[Directions] Will you transcribe the entries that follow, exactly and in full?

Data entries for graphics:

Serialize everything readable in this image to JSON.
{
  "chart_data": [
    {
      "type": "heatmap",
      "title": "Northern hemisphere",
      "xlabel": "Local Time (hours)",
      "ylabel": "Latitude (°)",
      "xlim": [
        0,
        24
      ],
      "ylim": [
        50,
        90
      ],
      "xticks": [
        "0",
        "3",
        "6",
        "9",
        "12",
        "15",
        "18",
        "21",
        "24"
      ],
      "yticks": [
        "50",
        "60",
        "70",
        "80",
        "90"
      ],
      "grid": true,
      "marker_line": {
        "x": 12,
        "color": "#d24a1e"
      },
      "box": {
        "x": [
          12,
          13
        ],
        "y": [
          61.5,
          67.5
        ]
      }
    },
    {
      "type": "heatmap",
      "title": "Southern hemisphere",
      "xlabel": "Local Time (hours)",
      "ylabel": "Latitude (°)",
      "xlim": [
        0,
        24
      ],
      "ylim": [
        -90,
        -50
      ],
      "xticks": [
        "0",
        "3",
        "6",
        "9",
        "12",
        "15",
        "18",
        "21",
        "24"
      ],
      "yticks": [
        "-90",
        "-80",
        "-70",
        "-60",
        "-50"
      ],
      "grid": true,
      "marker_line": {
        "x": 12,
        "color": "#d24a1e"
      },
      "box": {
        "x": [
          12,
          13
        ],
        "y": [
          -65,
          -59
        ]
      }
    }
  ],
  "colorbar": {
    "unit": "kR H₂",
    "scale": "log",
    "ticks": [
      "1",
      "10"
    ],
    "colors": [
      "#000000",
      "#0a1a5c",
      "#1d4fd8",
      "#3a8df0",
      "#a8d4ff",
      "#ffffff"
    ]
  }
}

[The completed task]
Serialize everything readable in this image to JSON.
{
  "chart_data": [
    {
      "type": "heatmap",
      "title": "Northern hemisphere",
      "xlabel": "Local Time (hours)",
      "ylabel": "Latitude (°)",
      "xlim": [
        0,
        24
      ],
      "ylim": [
        50,
        90
      ],
      "xticks": [
        "0",
        "3",
        "6",
        "9",
        "12",
        "15",
        "18",
        "21",
        "24"
      ],
      "yticks": [
        "50",
        "60",
        "70",
        "80",
        "90"
      ],
      "grid": true,
      "marker_line": {
        "x": 12,
        "color": "#d24a1e"
      },
      "box": {
        "x": [
          12,
          13
        ],
        "y": [
          61.5,
          67.5
        ]
      }
    },
    {
      "type": "heatmap",
      "title": "Southern hemisphere",
      "xlabel": "Local Time (hours)",
      "ylabel": "Latitude (°)",
      "xlim": [
        0,
        24
      ],
      "ylim": [
        -90,
        -50
      ],
      "xticks": [
        "0",
        "3",
        "6",
        "9",
        "12",
        "15",
        "18",
        "21",
        "24"
      ],
      "yticks": [
        "-90",
        "-80",
        "-70",
        "-60",
        "-50"
      ],
      "grid": true,
      "marker_line": {
        "x": 12,
        "color": "#d24a1e"
      },
      "box": {
        "x": [
          12,
          13
        ],
        "y": [
          -65,
          -59
        ]
      }
    }
  ],
  "colorbar": {
    "unit": "kR H₂",
    "scale": "log",
    "ticks": [
      "1",
      "10"
    ],
    "colors": [
      "#000000",
      "#0a1a5c",
      "#1d4fd8",
      "#3a8df0",
      "#a8d4ff",
      "#ffffff"
    ]
  }
}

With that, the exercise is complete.